EXERCISE GOAL. List each line of the data that holds the string "Tổng", please.

(Records contained in a dataset)
==*==
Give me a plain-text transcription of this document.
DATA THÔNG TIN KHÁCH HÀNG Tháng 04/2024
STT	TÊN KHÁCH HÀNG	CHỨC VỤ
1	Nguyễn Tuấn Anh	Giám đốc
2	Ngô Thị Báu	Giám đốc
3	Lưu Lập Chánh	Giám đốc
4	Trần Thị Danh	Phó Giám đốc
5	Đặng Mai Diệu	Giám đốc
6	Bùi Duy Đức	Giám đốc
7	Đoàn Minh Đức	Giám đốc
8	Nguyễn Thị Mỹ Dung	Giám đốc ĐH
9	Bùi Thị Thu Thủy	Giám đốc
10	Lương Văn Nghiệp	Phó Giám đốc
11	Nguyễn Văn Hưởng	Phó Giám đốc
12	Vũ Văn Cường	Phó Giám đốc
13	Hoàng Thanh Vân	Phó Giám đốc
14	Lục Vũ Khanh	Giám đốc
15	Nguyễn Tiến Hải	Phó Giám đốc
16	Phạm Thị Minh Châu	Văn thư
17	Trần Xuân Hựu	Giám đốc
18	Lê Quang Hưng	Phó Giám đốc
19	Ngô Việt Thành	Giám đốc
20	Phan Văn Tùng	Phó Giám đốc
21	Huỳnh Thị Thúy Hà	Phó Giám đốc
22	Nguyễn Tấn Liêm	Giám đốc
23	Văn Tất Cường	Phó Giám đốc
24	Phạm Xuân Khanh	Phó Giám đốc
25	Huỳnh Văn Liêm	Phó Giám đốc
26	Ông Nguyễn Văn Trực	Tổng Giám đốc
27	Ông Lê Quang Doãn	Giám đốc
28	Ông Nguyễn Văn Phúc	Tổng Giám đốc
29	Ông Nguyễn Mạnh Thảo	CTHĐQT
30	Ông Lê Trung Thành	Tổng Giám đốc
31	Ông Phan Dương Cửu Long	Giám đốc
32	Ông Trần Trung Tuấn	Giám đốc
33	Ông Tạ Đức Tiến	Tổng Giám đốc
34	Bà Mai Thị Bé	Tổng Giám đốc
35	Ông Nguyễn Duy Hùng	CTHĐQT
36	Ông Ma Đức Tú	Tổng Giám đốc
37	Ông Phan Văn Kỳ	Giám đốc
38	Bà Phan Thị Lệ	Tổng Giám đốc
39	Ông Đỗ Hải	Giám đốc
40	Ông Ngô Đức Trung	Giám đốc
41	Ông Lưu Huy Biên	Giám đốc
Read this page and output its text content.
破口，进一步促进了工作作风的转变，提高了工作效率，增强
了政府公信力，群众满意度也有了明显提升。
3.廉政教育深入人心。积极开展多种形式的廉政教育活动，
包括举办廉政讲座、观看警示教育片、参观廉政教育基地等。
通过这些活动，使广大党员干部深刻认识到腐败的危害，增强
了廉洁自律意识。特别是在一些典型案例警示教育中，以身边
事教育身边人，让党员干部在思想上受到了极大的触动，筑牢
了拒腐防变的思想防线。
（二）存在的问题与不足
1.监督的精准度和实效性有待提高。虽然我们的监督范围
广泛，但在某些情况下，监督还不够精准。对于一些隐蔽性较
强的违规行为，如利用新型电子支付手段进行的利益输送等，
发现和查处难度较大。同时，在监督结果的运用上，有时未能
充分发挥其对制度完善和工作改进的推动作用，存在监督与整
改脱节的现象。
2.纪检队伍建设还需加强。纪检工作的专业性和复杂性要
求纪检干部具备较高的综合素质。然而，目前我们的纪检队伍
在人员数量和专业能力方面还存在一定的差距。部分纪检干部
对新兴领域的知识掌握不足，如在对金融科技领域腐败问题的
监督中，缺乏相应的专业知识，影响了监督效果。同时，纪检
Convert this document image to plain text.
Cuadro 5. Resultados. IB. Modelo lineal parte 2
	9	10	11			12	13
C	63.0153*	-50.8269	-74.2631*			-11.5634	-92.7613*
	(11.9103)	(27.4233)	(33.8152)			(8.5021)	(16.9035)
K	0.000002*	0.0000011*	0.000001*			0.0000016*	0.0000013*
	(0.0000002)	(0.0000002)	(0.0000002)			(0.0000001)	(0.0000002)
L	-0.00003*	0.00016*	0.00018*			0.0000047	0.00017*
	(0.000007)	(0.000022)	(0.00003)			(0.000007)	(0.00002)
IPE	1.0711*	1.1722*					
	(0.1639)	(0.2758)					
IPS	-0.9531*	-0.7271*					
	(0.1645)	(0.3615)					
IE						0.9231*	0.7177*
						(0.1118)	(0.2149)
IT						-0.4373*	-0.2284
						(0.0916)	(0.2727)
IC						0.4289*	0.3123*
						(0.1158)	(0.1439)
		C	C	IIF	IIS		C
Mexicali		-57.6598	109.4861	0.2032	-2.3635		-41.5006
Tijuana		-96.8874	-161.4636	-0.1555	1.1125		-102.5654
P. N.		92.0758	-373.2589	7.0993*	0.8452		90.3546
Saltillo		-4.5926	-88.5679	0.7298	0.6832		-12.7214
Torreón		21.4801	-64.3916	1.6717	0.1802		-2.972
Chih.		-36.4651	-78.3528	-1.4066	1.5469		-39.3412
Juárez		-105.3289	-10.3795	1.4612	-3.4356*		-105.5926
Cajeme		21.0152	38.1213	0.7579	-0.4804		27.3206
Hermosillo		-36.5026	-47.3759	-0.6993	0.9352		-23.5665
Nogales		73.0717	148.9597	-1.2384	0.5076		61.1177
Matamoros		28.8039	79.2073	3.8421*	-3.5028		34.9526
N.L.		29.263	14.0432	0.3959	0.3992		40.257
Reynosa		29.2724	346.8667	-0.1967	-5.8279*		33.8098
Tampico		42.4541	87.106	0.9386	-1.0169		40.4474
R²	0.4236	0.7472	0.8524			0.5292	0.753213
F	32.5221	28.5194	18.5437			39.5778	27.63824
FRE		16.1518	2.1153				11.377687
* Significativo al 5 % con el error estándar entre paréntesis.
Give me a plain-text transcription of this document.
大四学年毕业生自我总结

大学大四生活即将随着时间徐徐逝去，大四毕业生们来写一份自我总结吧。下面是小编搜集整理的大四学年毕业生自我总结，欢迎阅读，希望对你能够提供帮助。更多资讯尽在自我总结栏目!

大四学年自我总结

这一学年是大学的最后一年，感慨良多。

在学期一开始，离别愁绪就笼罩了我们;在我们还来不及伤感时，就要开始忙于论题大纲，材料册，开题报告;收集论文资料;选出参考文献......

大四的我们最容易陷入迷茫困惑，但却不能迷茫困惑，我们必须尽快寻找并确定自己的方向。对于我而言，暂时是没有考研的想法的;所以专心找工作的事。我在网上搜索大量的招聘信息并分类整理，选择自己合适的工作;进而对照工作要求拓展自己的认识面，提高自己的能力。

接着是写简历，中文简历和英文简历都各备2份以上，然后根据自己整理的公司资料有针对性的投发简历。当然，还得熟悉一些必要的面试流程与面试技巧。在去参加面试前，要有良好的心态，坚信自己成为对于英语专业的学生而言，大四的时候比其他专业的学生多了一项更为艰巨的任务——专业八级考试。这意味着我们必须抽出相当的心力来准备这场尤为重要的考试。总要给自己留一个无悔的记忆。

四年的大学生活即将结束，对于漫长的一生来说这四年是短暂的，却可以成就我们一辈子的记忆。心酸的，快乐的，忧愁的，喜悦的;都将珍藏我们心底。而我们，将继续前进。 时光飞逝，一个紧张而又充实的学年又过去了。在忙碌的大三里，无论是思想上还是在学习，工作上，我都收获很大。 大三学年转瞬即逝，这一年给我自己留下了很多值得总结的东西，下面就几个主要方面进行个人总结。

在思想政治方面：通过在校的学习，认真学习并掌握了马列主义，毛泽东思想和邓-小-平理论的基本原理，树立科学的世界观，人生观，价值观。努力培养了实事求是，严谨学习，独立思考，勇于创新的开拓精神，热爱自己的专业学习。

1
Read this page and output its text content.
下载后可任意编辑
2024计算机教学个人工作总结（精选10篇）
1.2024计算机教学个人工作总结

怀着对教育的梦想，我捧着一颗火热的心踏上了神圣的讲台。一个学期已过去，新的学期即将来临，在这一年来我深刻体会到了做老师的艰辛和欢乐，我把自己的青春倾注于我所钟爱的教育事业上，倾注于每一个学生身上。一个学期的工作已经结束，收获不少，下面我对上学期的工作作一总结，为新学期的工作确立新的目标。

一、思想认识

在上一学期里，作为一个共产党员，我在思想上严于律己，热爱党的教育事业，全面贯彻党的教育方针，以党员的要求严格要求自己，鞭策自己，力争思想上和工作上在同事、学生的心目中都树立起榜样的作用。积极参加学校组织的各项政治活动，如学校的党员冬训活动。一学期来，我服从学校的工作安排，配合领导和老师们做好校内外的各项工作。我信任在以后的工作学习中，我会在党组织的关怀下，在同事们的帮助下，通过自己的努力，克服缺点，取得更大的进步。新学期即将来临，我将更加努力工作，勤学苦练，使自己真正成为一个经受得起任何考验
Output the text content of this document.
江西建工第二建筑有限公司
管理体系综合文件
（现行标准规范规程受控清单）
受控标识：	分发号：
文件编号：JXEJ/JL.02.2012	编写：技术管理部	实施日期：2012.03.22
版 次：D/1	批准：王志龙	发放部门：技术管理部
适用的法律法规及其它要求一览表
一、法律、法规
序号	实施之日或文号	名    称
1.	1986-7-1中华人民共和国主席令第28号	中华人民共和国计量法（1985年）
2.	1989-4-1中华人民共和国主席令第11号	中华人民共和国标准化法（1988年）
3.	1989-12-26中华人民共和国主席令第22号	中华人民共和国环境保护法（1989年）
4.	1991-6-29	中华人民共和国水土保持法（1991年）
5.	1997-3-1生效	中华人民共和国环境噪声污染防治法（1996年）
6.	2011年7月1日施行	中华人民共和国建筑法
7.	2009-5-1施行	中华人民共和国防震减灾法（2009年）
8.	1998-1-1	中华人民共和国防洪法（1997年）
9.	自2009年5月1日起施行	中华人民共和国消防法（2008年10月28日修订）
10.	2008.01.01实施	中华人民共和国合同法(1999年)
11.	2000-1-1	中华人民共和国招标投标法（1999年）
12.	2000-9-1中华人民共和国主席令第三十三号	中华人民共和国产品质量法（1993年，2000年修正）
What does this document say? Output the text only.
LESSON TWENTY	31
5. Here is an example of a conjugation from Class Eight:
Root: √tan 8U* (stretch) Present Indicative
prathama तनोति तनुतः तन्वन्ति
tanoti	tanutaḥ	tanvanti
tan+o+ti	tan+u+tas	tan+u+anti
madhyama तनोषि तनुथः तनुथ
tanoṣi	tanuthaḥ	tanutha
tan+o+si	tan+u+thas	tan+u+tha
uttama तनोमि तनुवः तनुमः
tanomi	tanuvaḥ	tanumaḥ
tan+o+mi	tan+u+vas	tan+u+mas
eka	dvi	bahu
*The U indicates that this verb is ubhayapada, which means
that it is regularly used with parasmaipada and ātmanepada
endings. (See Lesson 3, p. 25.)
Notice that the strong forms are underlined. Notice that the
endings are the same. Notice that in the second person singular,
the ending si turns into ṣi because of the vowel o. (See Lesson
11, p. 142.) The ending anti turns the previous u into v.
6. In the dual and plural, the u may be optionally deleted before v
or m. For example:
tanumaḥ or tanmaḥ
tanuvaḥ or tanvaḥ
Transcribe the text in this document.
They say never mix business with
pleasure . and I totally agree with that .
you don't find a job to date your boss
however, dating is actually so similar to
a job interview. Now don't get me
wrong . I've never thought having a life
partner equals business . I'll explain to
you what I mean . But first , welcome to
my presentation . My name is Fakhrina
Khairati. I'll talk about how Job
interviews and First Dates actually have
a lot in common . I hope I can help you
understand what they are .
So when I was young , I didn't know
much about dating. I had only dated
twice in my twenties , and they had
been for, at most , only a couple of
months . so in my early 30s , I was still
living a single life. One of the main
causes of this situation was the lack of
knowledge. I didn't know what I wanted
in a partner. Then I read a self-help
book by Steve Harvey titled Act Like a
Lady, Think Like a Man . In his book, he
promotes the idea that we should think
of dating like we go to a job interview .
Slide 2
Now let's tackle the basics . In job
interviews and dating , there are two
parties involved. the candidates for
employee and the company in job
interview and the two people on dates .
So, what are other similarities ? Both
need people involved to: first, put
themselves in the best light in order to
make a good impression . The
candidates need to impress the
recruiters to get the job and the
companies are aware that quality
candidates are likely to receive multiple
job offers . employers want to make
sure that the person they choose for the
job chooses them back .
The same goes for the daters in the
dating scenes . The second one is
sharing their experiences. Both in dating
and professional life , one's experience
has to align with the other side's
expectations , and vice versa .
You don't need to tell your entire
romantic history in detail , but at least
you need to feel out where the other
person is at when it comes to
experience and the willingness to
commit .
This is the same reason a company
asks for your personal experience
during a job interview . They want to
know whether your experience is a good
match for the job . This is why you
==*==
EXERCISE SOLUTION.
26	Ông Nguyễn Văn Trực	Tổng Giám đốc
28	Ông Nguyễn Văn Phúc	Tổng Giám đốc
30	Ông Lê Trung Thành	Tổng Giám đốc
33	Ông Tạ Đức Tiến	Tổng Giám đốc
34	Bà Mai Thị Bé	Tổng Giám đốc
36	Ông Ma Đức Tú	Tổng Giám đốc
38	Bà Phan Thị Lệ	Tổng Giám đốc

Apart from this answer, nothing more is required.